§ **課題文**
-*-

睦月から師走まで、十二ヶ月の季節感を掴むためにご活用ください。和暦の十二ヶ月は西暦とは異なり、二十四節気とも連動しています。睦月には必ず立春が入りますし、霜月には必ず冬至が入ります。
睦月/2月
別名、初春月(はつはるづき)。立春は2月4日で、寒明け。寒さのピークを過ぎた瞬間、わずかな緩みを感じて、梅がほころび始める。和暦の元旦は立春前後の新月からスタートする。梅の花が咲いたのを見て春がきたことを知ることを「梅暦」という。人それぞれの出会いがあり、それぞれの春がある。春は見つける喜びであり、兆しの世界。希望の持ち方も同じ。五感のアンテナを立てて、自分で見つけるもの。目覚めの季節。
如月/3月
別名、小草生月(おぐさおいづき)。西暦では3月。樹木の春は遅いが、小さなくさぐさの春は早く、大地が一気に緑で覆われていく。生命力の強い雑草たちは芽生えると同時に、一気に小さな花を咲かせる。この季節の伝統的な行事は「踏青(とうせい)」で、青を踏むこと。緑の大地を裸足で歩いて、植物の生命力を足の裏からダイレクトにとりいれる昔からの風習。かつてはこの頃、自然と交感する「山入り、浜下り」などの風習が全国にあった。節気では「啓蟄(けいちつ)で、土中の虫が這い出すころ。
弥生/4月
別名、花見月(はなみづき)。西暦では4月。桜が咲いた後、多くの樹木が次々に花を咲かせて、春らんまんのときを迎える。春の花はモクレンやヤマブキなど黄色、ピンクが多い。春雨の季節で、花の雨ともいう。土がよく湿り、夜は水蒸気で朧月がみえる。春の大トリを務めるのは百花の王、大輪の牡丹。牡丹が咲いたら春は終わり。陽気を感じてのびやかな気持ちになる。

-*-

§ **取り組む問題**
**1)** 課題文の「睦月から師走まで、十二ヶ月の」から「見つけるもの。目覚めの季節。」に至るまでを、一字一句そのまま書き写してください。
**2)** 次の(a)〜(c)は課題文の内容と合っていますか。それぞれ「はい」か「いいえ」で答え、決め手となる課題文の語句をそのまま引用してください。
(a) 霜月には必ず冬至が入る。
(b) 如月の別名は花見月である。
(c) 春の大トリを務めるのは桜である。
資料は課題文とは別の出典から取ったものです。

§ **提供資料**
-*-

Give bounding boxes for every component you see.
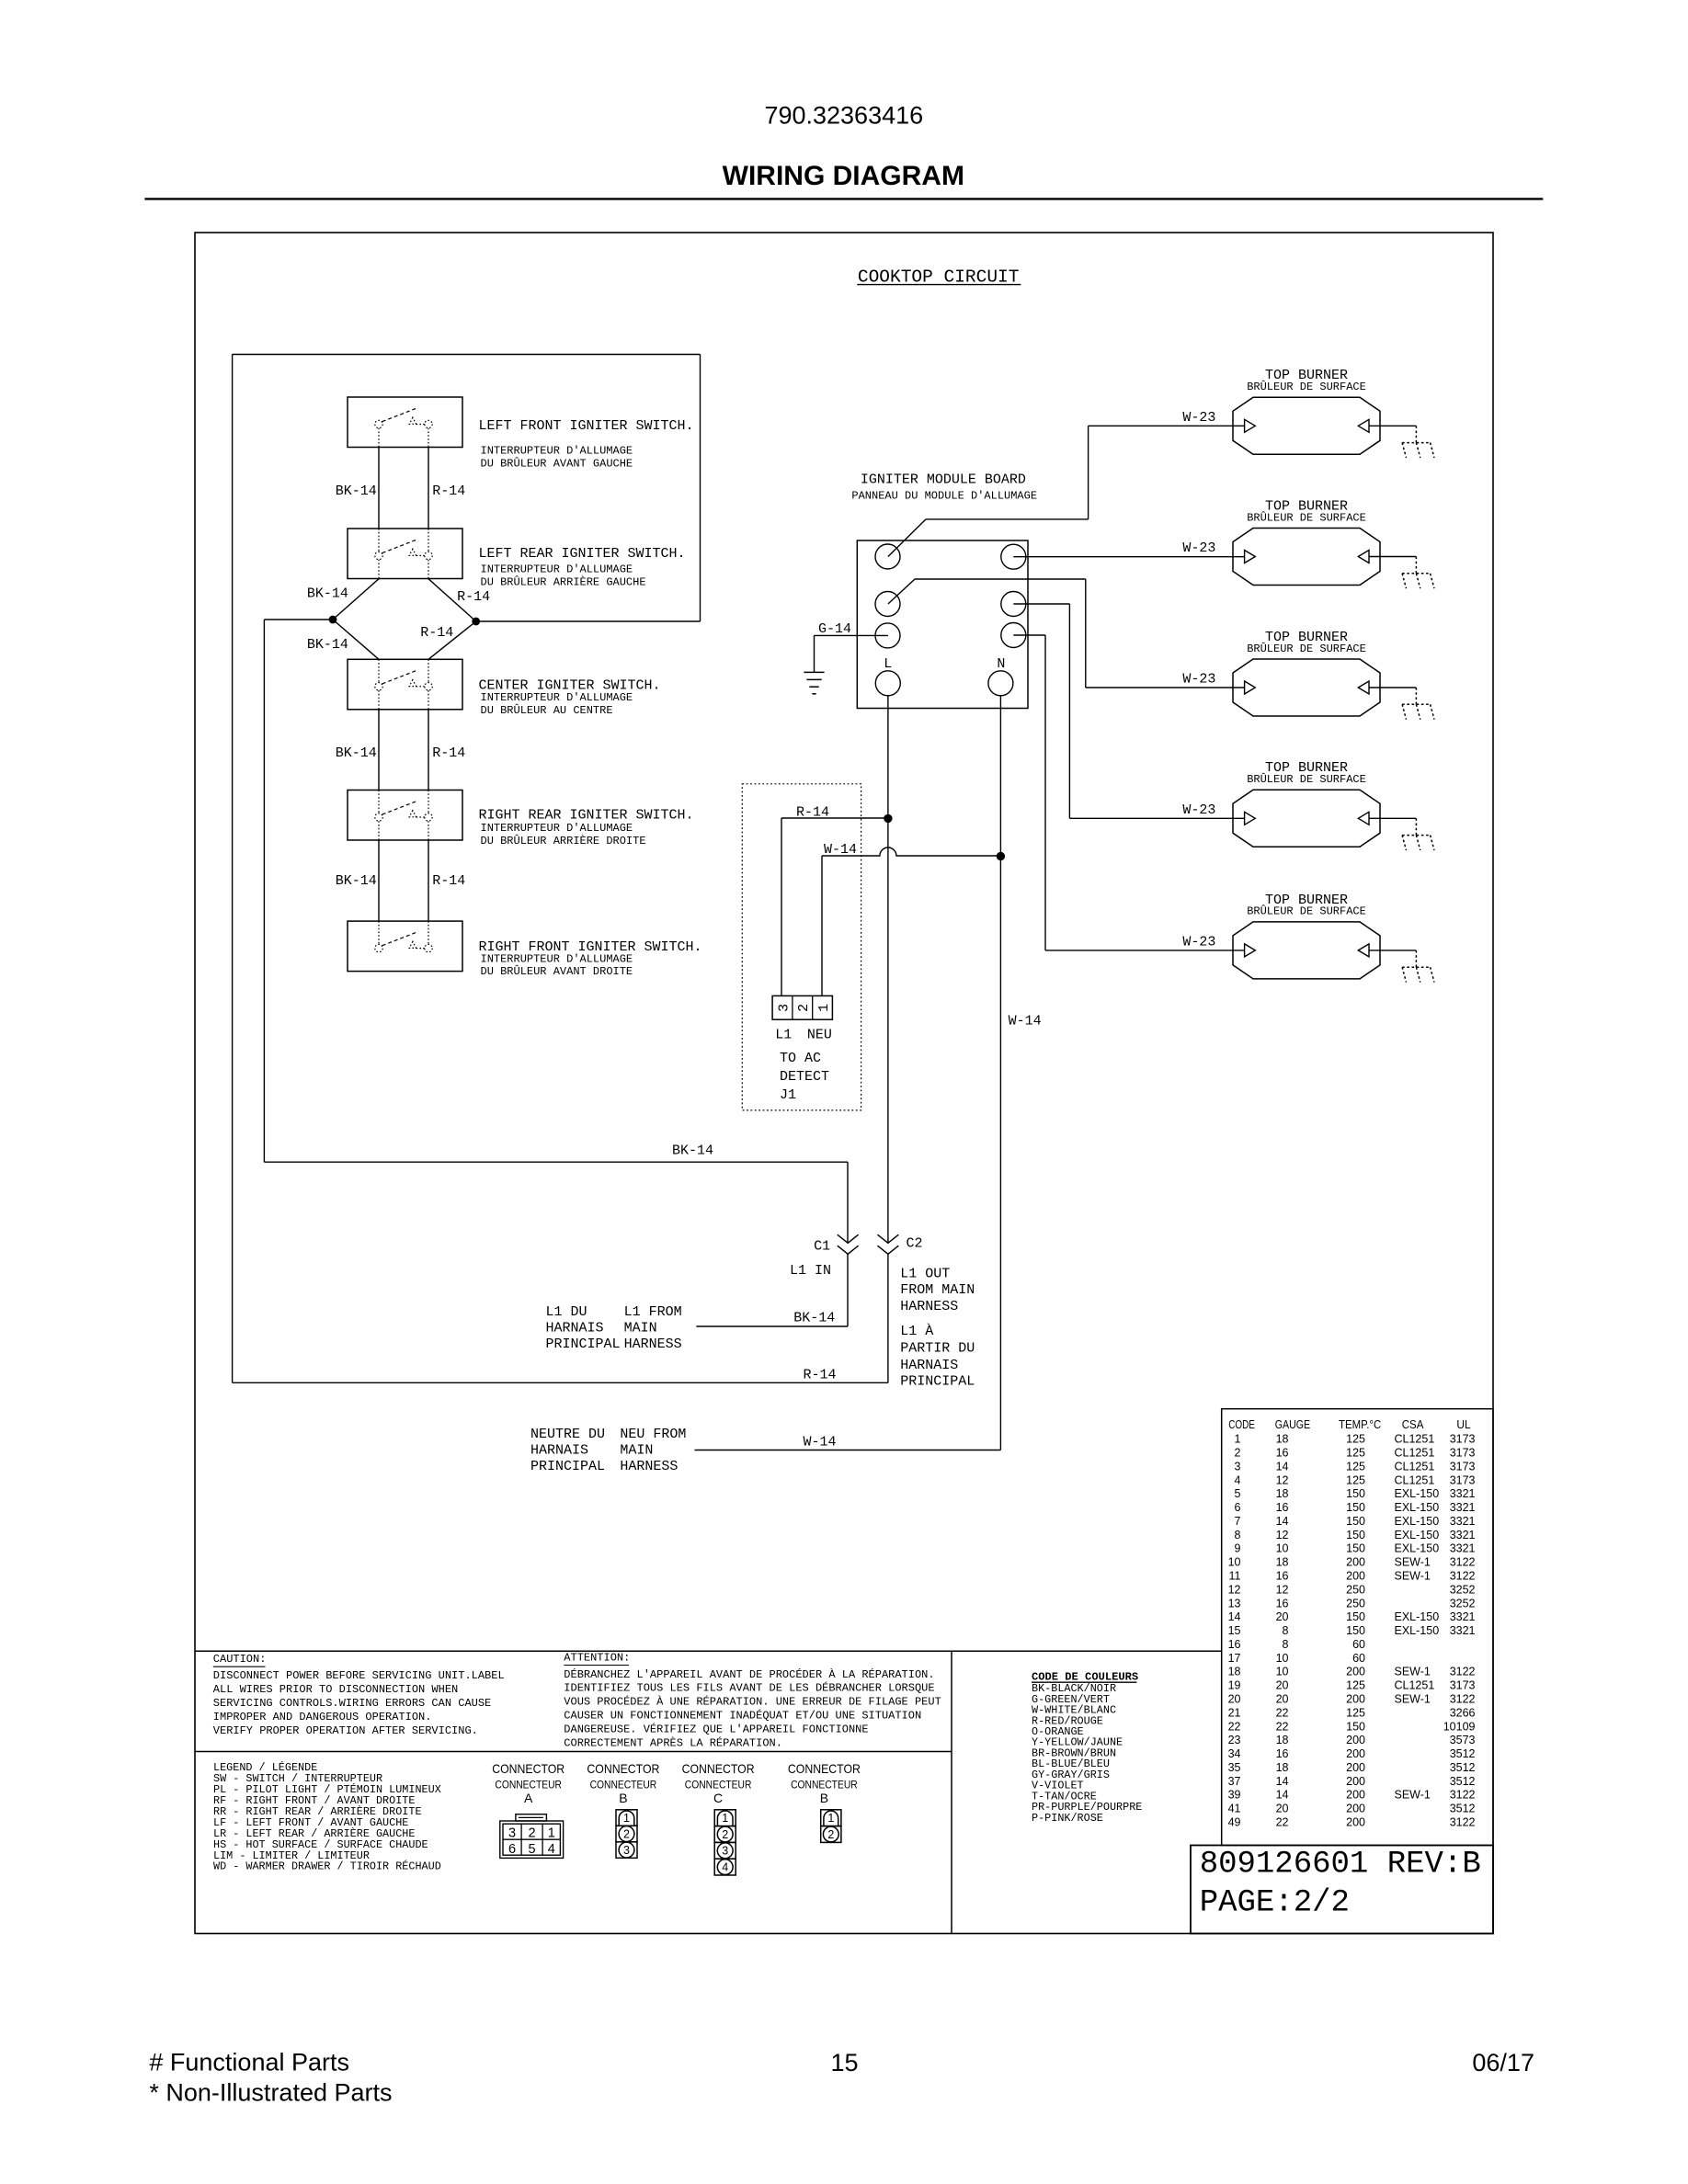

-*-

§ **正解**
**1)**
睦月から師走まで、十二ヶ月の季節感を掴むためにご活用ください。和暦の十二ヶ月は西暦とは異なり、二十四節気とも連動しています。睦月には必ず立春が入りますし、霜月には必ず冬至が入ります。
睦月/2月
別名、初春月(はつはるづき)。立春は2月4日で、寒明け。寒さのピークを過ぎた瞬間、わずかな緩みを感じて、梅がほころび始める。和暦の元旦は立春前後の新月からスタートする。梅の花が咲いたのを見て春がきたことを知ることを「梅暦」という。人それぞれの出会いがあり、それぞれの春がある。春は見つける喜びであり、兆しの世界。希望の持ち方も同じ。五感のアンテナを立てて、自分で見つけるもの。目覚めの季節。

**2)**
(a) はい。「霜月には必ず冬至が入ります」
(b) いいえ。如月は「別名、小草生月(おぐさおいづき)」であり、「別名、花見月(はなみづき)」は弥生の別名。
(c) いいえ。「春の大トリを務めるのは百花の王、大輪の牡丹」